> [Objective 1]:
Answer these questions using the news page.
(a) What is the deadline to apply for UAHuntsville scholarships?
(b) How much money did the History Club make at its Election Day fundraiser?
(c) How many students at Riverton Middle School took part in the mock election?
> [Objective 2]: Write out the news page starting with "The History Club also" and going on through "Mastin Lake Elementary.", changing "baked goods" to "homemade cookies".
## begin Passage given
Sunday, November 09, 2008
Scholarship Application Deadline on December 1
Reminder to All Students:
The deadline to apply for UAHuntsville scholarships is December 1! Click here for information.
Please consider applying!
Thursday, November 06, 2008
History Club: Halloween Visit to West Mastin Lake Elementary School and Election Day Fundraiser
The History Club has been very active lately. On Halloween Friday, the History Club visited a third grade class at West Mastin Lake Elementary School in Huntsville. President Veronica Ferreira brought goodie bags full of healthy treats, and member Craig Noneman talked to students about how Halloween started, how Irish immigrants brought Halloween with them to the New World, how trick-or-treating came about, why people make Jack-o-lanterns, and how Americans began the practice of carving pumpkins. Students then asked a lot of questions.
The History Club also held a successful fundraiser on November 4, Election Day, selling baked goods in Morton Hall and making $120.00. The Club will use the money to organize additional service activities at West Mastin Lake Elementary, one for Presidents' Day in February and for Women's History Month in March.
Great work, History Club!
Pictured here are Craig, Veronica, and Veronica's son Timothy, a member of the third grade class at West Mastin Lake Elementary.
UAHuntsville History Alum Featured in Huntsville Times
Rusty Hughes, a UAHuntsville History Alum, was recently featured in the Huntsville Times, which described a mock election activity that he organized with all 780 students at Riverton Middle School to help them learn about the electoral college.
According to the article, "Each classroom in the building represents a state, from the largest homeroom designated as California, which has the most electors at 55. Principal Todd Markham's office represents Montana, with its three electoral votes. The students will vote Tuesday by homeroom, or state, and the votes will be tallied to see who wins the election."
Hughes' eighth grade students also hosted a debate with ten students researching Barack Obama's positions and another ten researching those of John McCain.
## end Passage given
## begin Extracted records
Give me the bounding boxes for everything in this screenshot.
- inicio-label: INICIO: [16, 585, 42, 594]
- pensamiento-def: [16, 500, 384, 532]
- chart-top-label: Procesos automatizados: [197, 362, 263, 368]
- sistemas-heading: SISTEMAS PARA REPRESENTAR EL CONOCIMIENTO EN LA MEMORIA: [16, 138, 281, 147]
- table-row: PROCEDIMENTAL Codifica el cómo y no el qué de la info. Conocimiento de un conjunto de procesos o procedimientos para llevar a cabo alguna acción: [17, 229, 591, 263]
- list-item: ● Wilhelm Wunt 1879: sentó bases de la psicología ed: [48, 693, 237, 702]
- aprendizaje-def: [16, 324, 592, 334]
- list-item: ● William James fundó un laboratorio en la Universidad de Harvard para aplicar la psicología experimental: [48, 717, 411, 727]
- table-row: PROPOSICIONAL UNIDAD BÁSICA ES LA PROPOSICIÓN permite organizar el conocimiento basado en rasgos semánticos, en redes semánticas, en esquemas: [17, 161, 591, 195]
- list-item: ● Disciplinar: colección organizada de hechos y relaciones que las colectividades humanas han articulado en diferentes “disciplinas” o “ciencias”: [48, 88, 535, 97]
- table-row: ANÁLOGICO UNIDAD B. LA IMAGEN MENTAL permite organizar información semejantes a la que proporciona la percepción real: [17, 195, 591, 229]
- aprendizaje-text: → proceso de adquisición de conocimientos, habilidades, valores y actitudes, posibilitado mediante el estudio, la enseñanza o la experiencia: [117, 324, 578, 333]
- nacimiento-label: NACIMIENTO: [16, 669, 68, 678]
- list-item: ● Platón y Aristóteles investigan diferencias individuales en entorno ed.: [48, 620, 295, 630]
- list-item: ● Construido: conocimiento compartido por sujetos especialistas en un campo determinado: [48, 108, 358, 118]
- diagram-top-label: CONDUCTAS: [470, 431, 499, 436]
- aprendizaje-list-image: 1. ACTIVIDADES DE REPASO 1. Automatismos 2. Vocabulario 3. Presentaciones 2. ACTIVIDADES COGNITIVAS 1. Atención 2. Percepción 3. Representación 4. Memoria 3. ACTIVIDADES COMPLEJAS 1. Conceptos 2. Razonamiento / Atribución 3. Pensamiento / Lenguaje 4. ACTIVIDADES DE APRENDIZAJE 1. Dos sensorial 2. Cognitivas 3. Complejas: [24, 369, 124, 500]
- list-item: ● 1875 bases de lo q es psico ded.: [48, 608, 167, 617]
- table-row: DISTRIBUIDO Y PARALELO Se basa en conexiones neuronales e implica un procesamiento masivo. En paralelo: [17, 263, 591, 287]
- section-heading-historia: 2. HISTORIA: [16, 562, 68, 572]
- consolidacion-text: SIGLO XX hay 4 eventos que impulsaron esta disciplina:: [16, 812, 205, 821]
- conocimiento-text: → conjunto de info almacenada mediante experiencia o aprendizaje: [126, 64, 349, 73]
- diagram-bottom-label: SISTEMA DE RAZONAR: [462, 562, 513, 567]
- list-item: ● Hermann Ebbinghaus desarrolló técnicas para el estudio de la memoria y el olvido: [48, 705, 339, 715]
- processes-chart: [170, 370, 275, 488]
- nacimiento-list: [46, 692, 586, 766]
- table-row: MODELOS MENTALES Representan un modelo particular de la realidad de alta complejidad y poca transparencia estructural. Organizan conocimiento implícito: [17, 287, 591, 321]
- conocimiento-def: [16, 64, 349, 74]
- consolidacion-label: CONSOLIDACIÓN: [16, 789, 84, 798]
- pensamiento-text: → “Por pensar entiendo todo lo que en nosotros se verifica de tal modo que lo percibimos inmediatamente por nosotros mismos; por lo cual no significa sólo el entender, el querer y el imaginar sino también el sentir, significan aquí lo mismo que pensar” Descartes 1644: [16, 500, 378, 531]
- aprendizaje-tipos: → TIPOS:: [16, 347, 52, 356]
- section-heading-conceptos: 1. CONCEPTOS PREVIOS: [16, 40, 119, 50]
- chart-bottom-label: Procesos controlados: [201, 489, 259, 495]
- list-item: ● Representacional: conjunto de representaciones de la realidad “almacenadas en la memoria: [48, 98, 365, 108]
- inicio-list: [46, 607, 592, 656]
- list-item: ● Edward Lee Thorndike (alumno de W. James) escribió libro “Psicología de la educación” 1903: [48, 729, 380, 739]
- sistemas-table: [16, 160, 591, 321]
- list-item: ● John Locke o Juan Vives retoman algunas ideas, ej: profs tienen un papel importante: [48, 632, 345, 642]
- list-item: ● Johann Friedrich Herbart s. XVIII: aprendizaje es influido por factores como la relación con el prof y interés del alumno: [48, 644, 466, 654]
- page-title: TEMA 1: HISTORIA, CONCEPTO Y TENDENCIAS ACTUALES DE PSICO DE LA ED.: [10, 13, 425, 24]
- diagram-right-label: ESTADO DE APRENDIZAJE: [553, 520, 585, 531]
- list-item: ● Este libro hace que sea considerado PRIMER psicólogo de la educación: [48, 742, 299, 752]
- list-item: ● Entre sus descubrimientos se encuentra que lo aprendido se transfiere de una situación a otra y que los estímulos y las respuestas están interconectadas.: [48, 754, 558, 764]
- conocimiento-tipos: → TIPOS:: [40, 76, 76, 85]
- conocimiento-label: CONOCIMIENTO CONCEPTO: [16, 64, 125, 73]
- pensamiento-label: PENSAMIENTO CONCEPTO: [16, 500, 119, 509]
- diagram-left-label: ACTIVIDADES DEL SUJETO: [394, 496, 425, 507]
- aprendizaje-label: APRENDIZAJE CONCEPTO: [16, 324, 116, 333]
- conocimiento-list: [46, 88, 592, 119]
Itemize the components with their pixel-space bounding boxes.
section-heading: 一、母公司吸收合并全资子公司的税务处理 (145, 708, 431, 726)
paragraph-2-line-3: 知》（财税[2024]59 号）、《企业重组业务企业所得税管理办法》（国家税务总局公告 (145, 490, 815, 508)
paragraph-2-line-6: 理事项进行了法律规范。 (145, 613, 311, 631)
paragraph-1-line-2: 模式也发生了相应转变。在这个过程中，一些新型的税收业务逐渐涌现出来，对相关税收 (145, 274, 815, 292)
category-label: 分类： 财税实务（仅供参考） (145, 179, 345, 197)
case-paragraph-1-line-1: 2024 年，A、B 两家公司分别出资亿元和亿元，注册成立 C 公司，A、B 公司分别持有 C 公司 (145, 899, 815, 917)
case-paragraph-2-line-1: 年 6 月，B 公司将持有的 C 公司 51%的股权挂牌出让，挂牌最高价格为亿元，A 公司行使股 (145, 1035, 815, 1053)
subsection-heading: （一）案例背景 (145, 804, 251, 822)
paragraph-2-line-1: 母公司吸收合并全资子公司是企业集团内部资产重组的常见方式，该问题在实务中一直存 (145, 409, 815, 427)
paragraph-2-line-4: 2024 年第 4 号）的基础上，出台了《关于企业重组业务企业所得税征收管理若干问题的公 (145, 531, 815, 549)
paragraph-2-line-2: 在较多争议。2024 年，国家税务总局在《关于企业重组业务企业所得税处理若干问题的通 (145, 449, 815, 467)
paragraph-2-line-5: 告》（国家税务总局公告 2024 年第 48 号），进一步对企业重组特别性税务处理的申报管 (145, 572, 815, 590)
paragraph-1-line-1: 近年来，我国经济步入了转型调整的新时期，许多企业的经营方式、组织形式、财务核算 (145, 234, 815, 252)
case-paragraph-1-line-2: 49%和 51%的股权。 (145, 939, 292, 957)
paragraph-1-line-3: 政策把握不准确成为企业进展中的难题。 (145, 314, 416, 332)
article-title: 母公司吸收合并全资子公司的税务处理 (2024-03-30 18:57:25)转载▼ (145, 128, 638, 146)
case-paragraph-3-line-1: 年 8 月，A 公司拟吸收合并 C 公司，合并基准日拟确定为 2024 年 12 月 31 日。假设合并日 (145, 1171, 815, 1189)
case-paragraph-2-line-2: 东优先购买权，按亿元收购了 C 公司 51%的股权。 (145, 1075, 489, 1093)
## end Extracted records
> [Output 1]:
(a) December 1
(b) $120.00
(c) 780

> [Output 2]:
The History Club also held a successful fundraiser on November 4, Election Day, selling homemade cookies in Morton Hall and making $120.00. The Club will use the money to organize additional service activities at West Mastin Lake Elementary, one for Presidents' Day in February and for Women's History Month in March.
Great work, History Club!
Pictured here are Craig, Veronica, and Veronica's son Timothy, a member of the third grade class at West Mastin Lake Elementary.